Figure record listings
##############################

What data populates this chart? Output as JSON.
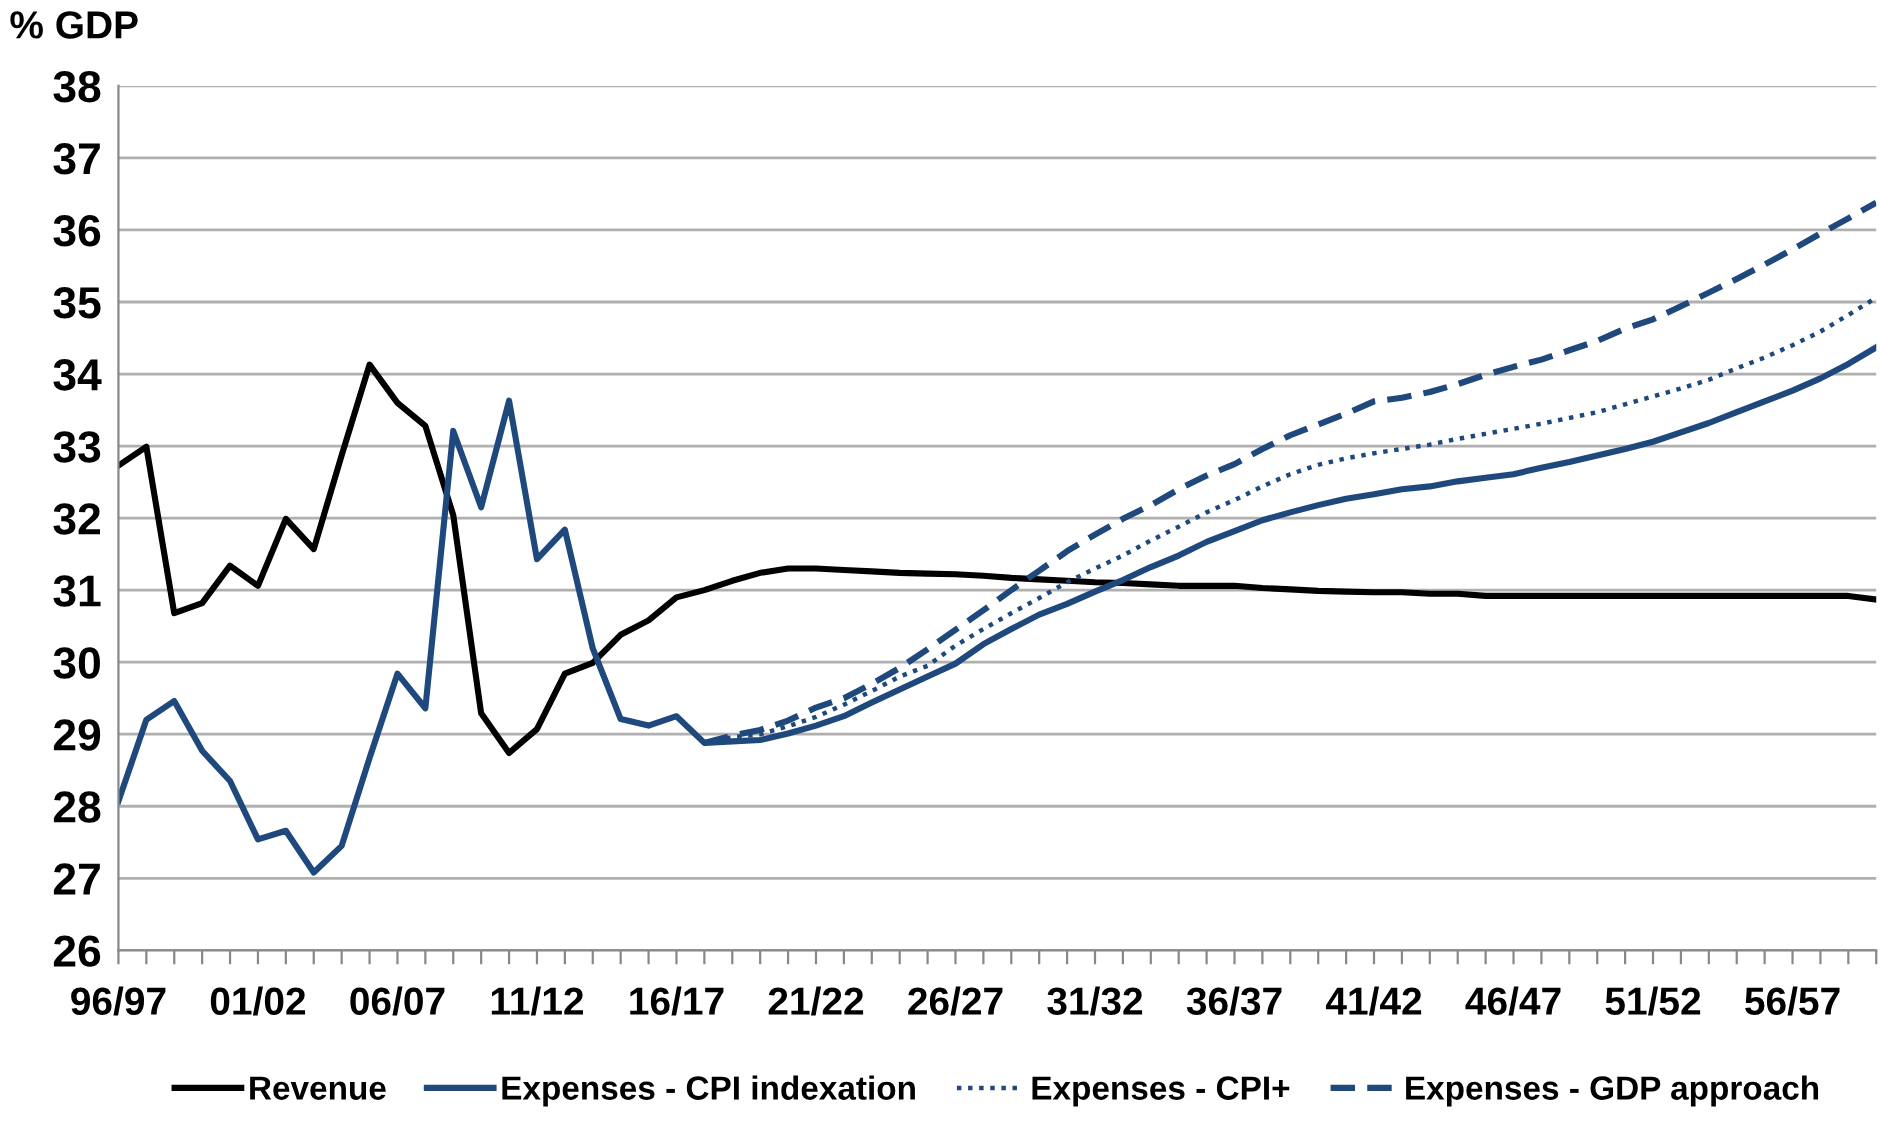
{
  "chart_data": {
    "type": "line",
    "ylabel": "% GDP",
    "categories": [
      "96/97",
      null,
      null,
      null,
      null,
      "01/02",
      null,
      null,
      null,
      null,
      "06/07",
      null,
      null,
      null,
      null,
      "11/12",
      null,
      null,
      null,
      null,
      "16/17",
      null,
      null,
      null,
      null,
      "21/22",
      null,
      null,
      null,
      null,
      "26/27",
      null,
      null,
      null,
      null,
      "31/32",
      null,
      null,
      null,
      null,
      "36/37",
      null,
      null,
      null,
      null,
      "41/42",
      null,
      null,
      null,
      null,
      "46/47",
      null,
      null,
      null,
      null,
      "51/52",
      null,
      null,
      null,
      null,
      "56/57",
      null,
      null,
      null
    ],
    "series": [
      {
        "name": "Revenue",
        "color": "#000000",
        "line_style": "solid",
        "values": [
          32.73,
          32.99,
          30.68,
          30.82,
          31.34,
          31.06,
          31.99,
          31.57,
          32.87,
          34.13,
          33.6,
          33.28,
          32.04,
          29.29,
          28.74,
          29.07,
          29.84,
          29.99,
          30.38,
          30.58,
          30.9,
          31.0,
          31.13,
          31.24,
          31.3,
          31.3,
          31.28,
          31.26,
          31.24,
          31.23,
          31.22,
          31.2,
          31.17,
          31.15,
          31.13,
          31.11,
          31.1,
          31.08,
          31.06,
          31.06,
          31.06,
          31.03,
          31.01,
          30.99,
          30.98,
          30.97,
          30.97,
          30.95,
          30.95,
          30.92,
          30.92,
          30.92,
          30.92,
          30.92,
          30.92,
          30.92,
          30.92,
          30.92,
          30.92,
          30.92,
          30.92,
          30.92,
          30.92,
          30.87
        ]
      },
      {
        "name": "Expenses - CPI indexation",
        "color": "#1f497d",
        "line_style": "solid",
        "values": [
          28.07,
          29.2,
          29.46,
          28.77,
          28.35,
          27.54,
          27.66,
          27.08,
          27.45,
          28.67,
          29.84,
          29.36,
          33.21,
          32.15,
          33.63,
          31.43,
          31.84,
          30.19,
          29.21,
          29.12,
          29.25,
          28.88,
          28.9,
          28.92,
          29.01,
          29.12,
          29.25,
          29.44,
          29.62,
          29.8,
          29.98,
          30.25,
          30.46,
          30.66,
          30.81,
          30.98,
          31.14,
          31.32,
          31.48,
          31.67,
          31.82,
          31.97,
          32.08,
          32.18,
          32.27,
          32.33,
          32.4,
          32.44,
          32.51,
          32.56,
          32.61,
          32.7,
          32.78,
          32.87,
          32.96,
          33.06,
          33.19,
          33.32,
          33.47,
          33.62,
          33.77,
          33.94,
          34.14,
          34.37
        ]
      },
      {
        "name": "Expenses - CPI+",
        "color": "#1f497d",
        "line_style": "dotted",
        "values": [
          null,
          null,
          null,
          null,
          null,
          null,
          null,
          null,
          null,
          null,
          null,
          null,
          null,
          null,
          null,
          null,
          null,
          null,
          null,
          null,
          null,
          28.88,
          28.96,
          29.0,
          29.11,
          29.24,
          29.41,
          29.6,
          29.8,
          29.95,
          30.23,
          30.46,
          30.68,
          30.89,
          31.11,
          31.3,
          31.48,
          31.69,
          31.88,
          32.08,
          32.25,
          32.44,
          32.61,
          32.74,
          32.83,
          32.9,
          32.96,
          33.02,
          33.1,
          33.17,
          33.24,
          33.31,
          33.39,
          33.47,
          33.58,
          33.69,
          33.8,
          33.92,
          34.08,
          34.23,
          34.4,
          34.59,
          34.82,
          35.06
        ]
      },
      {
        "name": "Expenses - GDP approach",
        "color": "#1f497d",
        "line_style": "dashed",
        "values": [
          null,
          null,
          null,
          null,
          null,
          null,
          null,
          null,
          null,
          null,
          null,
          null,
          null,
          null,
          null,
          null,
          null,
          null,
          null,
          null,
          null,
          28.88,
          28.98,
          29.06,
          29.19,
          29.37,
          29.5,
          29.7,
          29.92,
          30.18,
          30.45,
          30.72,
          31.0,
          31.27,
          31.54,
          31.77,
          31.99,
          32.18,
          32.4,
          32.59,
          32.75,
          32.96,
          33.15,
          33.3,
          33.45,
          33.62,
          33.67,
          33.75,
          33.86,
          33.99,
          34.1,
          34.2,
          34.33,
          34.46,
          34.63,
          34.76,
          34.94,
          35.13,
          35.32,
          35.52,
          35.73,
          35.95,
          36.16,
          36.38
        ]
      }
    ],
    "ylim": [
      26,
      38
    ],
    "yticks": [
      26,
      27,
      28,
      29,
      30,
      31,
      32,
      33,
      34,
      35,
      36,
      37,
      38
    ],
    "grid": "y",
    "legend": "bottom",
    "marker": "none"
  }
}
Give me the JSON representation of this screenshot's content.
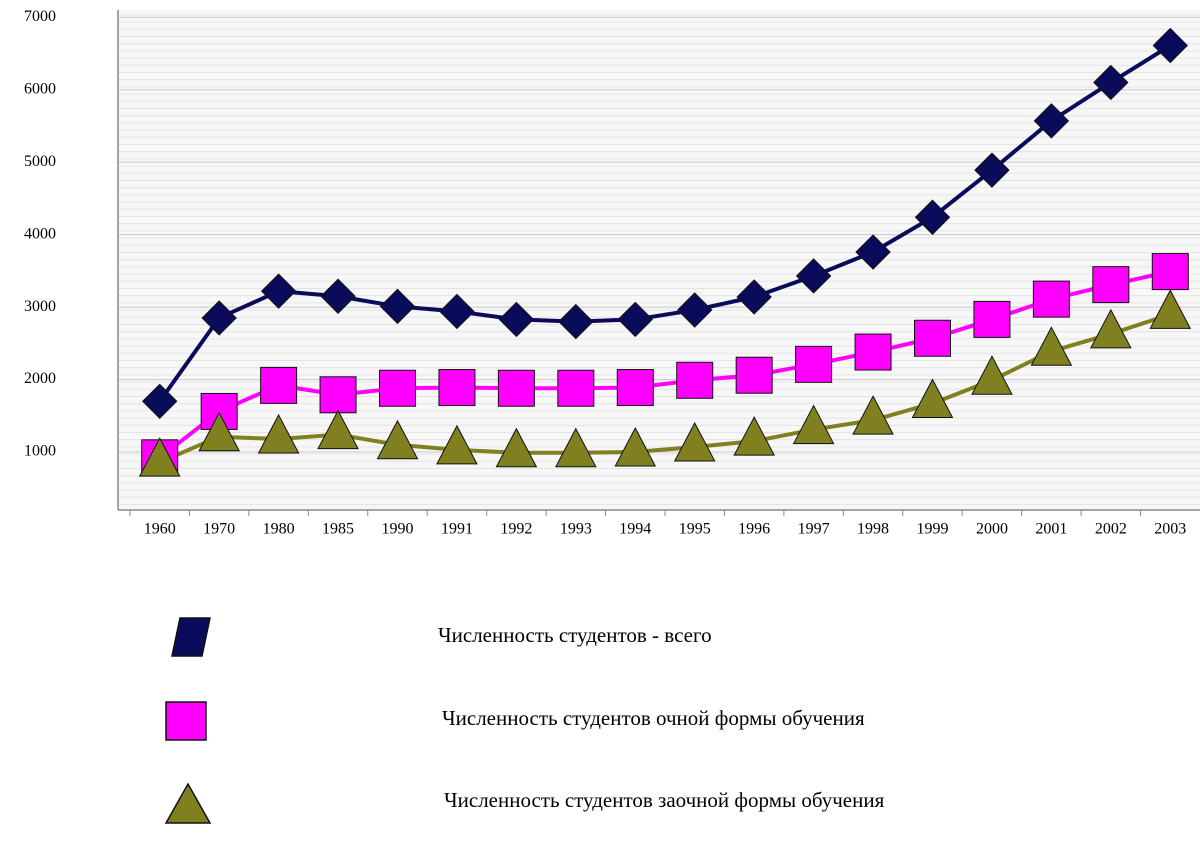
{
  "chart_data": {
    "type": "line",
    "categories": [
      "1960",
      "1970",
      "1980",
      "1985",
      "1990",
      "1991",
      "1992",
      "1993",
      "1994",
      "1995",
      "1996",
      "1997",
      "1998",
      "1999",
      "2000",
      "2001",
      "2002",
      "2003"
    ],
    "series": [
      {
        "name": "Численность студентов - всего",
        "color": "#0b0b5c",
        "marker": "diamond",
        "values": [
          1700,
          2850,
          3220,
          3150,
          3010,
          2940,
          2830,
          2800,
          2830,
          2960,
          3140,
          3430,
          3760,
          4240,
          4890,
          5570,
          6100,
          6610
        ]
      },
      {
        "name": "Численность студентов очной формы обучения",
        "color": "#ff00ff",
        "marker": "square",
        "values": [
          920,
          1560,
          1920,
          1790,
          1880,
          1890,
          1880,
          1880,
          1890,
          1990,
          2060,
          2210,
          2380,
          2570,
          2830,
          3110,
          3310,
          3490
        ]
      },
      {
        "name": "Численность студентов заочной формы обучения",
        "color": "#808020",
        "marker": "triangle",
        "values": [
          860,
          1210,
          1180,
          1240,
          1100,
          1030,
          990,
          990,
          1000,
          1070,
          1150,
          1310,
          1440,
          1670,
          1990,
          2390,
          2630,
          2900
        ]
      }
    ],
    "ylim": [
      200,
      7100
    ],
    "yticks": [
      1000,
      2000,
      3000,
      4000,
      5000,
      6000,
      7000
    ],
    "grid": true
  }
}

##############################

→ Short task
Quote each record exactly as it stands, minus the pictures.

→ Exercise output
What data populates this chart? Output as JSON.
{
  "chart_data": {
    "type": "line",
    "ylabel": "% GDP",
    "categories": [
      "96/97",
      null,
      null,
      null,
      null,
      "01/02",
      null,
      null,
      null,
      null,
      "06/07",
      null,
      null,
      null,
      null,
      "11/12",
      null,
      null,
      null,
      null,
      "16/17",
      null,
      null,
      null,
      null,
      "21/22",
      null,
      null,
      null,
      null,
      "26/27",
      null,
      null,
      null,
      null,
      "31/32",
      null,
      null,
      null,
      null,
      "36/37",
      null,
      null,
      null,
      null,
      "41/42",
      null,
      null,
      null,
      null,
      "46/47",
      null,
      null,
      null,
      null,
      "51/52",
      null,
      null,
      null,
      null,
      "56/57",
      null,
      null,
      null
    ],
    "series": [
      {
        "name": "Revenue",
        "color": "#000000",
        "line_style": "solid",
        "values": [
          32.73,
          32.99,
          30.68,
          30.82,
          31.34,
          31.06,
          31.99,
          31.57,
          32.87,
          34.13,
          33.6,
          33.28,
          32.04,
          29.29,
          28.74,
          29.07,
          29.84,
          29.99,
          30.38,
          30.58,
          30.9,
          31.0,
          31.13,
          31.24,
          31.3,
          31.3,
          31.28,
          31.26,
          31.24,
          31.23,
          31.22,
          31.2,
          31.17,
          31.15,
          31.13,
          31.11,
          31.1,
          31.08,
          31.06,
          31.06,
          31.06,
          31.03,
          31.01,
          30.99,
          30.98,
          30.97,
          30.97,
          30.95,
          30.95,
          30.92,
          30.92,
          30.92,
          30.92,
          30.92,
          30.92,
          30.92,
          30.92,
          30.92,
          30.92,
          30.92,
          30.92,
          30.92,
          30.92,
          30.87
        ]
      },
      {
        "name": "Expenses - CPI indexation",
        "color": "#1f497d",
        "line_style": "solid",
        "values": [
          28.07,
          29.2,
          29.46,
          28.77,
          28.35,
          27.54,
          27.66,
          27.08,
          27.45,
          28.67,
          29.84,
          29.36,
          33.21,
          32.15,
          33.63,
          31.43,
          31.84,
          30.19,
          29.21,
          29.12,
          29.25,
          28.88,
          28.9,
          28.92,
          29.01,
          29.12,
          29.25,
          29.44,
          29.62,
          29.8,
          29.98,
          30.25,
          30.46,
          30.66,
          30.81,
          30.98,
          31.14,
          31.32,
          31.48,
          31.67,
          31.82,
          31.97,
          32.08,
          32.18,
          32.27,
          32.33,
          32.4,
          32.44,
          32.51,
          32.56,
          32.61,
          32.7,
          32.78,
          32.87,
          32.96,
          33.06,
          33.19,
          33.32,
          33.47,
          33.62,
          33.77,
          33.94,
          34.14,
          34.37
        ]
      },
      {
        "name": "Expenses - CPI+",
        "color": "#1f497d",
        "line_style": "dotted",
        "values": [
          null,
          null,
          null,
          null,
          null,
          null,
          null,
          null,
          null,
          null,
          null,
          null,
          null,
          null,
          null,
          null,
          null,
          null,
          null,
          null,
          null,
          28.88,
          28.96,
          29.0,
          29.11,
          29.24,
          29.41,
          29.6,
          29.8,
          29.95,
          30.23,
          30.46,
          30.68,
          30.89,
          31.11,
          31.3,
          31.48,
          31.69,
          31.88,
          32.08,
          32.25,
          32.44,
          32.61,
          32.74,
          32.83,
          32.9,
          32.96,
          33.02,
          33.1,
          33.17,
          33.24,
          33.31,
          33.39,
          33.47,
          33.58,
          33.69,
          33.8,
          33.92,
          34.08,
          34.23,
          34.4,
          34.59,
          34.82,
          35.06
        ]
      },
      {
        "name": "Expenses - GDP approach",
        "color": "#1f497d",
        "line_style": "dashed",
        "values": [
          null,
          null,
          null,
          null,
          null,
          null,
          null,
          null,
          null,
          null,
          null,
          null,
          null,
          null,
          null,
          null,
          null,
          null,
          null,
          null,
          null,
          28.88,
          28.98,
          29.06,
          29.19,
          29.37,
          29.5,
          29.7,
          29.92,
          30.18,
          30.45,
          30.72,
          31.0,
          31.27,
          31.54,
          31.77,
          31.99,
          32.18,
          32.4,
          32.59,
          32.75,
          32.96,
          33.15,
          33.3,
          33.45,
          33.62,
          33.67,
          33.75,
          33.86,
          33.99,
          34.1,
          34.2,
          34.33,
          34.46,
          34.63,
          34.76,
          34.94,
          35.13,
          35.32,
          35.52,
          35.73,
          35.95,
          36.16,
          36.38
        ]
      }
    ],
    "ylim": [
      26,
      38
    ],
    "yticks": [
      26,
      27,
      28,
      29,
      30,
      31,
      32,
      33,
      34,
      35,
      36,
      37,
      38
    ],
    "grid": "y",
    "legend": "bottom",
    "marker": "none"
  }
}
Give me the JSON representation of this screenshot's content.
{
  "chart_data": {
    "type": "line",
    "categories": [
      "1960",
      "1970",
      "1980",
      "1985",
      "1990",
      "1991",
      "1992",
      "1993",
      "1994",
      "1995",
      "1996",
      "1997",
      "1998",
      "1999",
      "2000",
      "2001",
      "2002",
      "2003"
    ],
    "series": [
      {
        "name": "Численность студентов - всего",
        "color": "#0b0b5c",
        "marker": "diamond",
        "values": [
          1700,
          2850,
          3220,
          3150,
          3010,
          2940,
          2830,
          2800,
          2830,
          2960,
          3140,
          3430,
          3760,
          4240,
          4890,
          5570,
          6100,
          6610
        ]
      },
      {
        "name": "Численность студентов очной формы обучения",
        "color": "#ff00ff",
        "marker": "square",
        "values": [
          920,
          1560,
          1920,
          1790,
          1880,
          1890,
          1880,
          1880,
          1890,
          1990,
          2060,
          2210,
          2380,
          2570,
          2830,
          3110,
          3310,
          3490
        ]
      },
      {
        "name": "Численность студентов заочной формы обучения",
        "color": "#808020",
        "marker": "triangle",
        "values": [
          860,
          1210,
          1180,
          1240,
          1100,
          1030,
          990,
          990,
          1000,
          1070,
          1150,
          1310,
          1440,
          1670,
          1990,
          2390,
          2630,
          2900
        ]
      }
    ],
    "ylim": [
      200,
      7100
    ],
    "yticks": [
      1000,
      2000,
      3000,
      4000,
      5000,
      6000,
      7000
    ],
    "grid": true
  }
}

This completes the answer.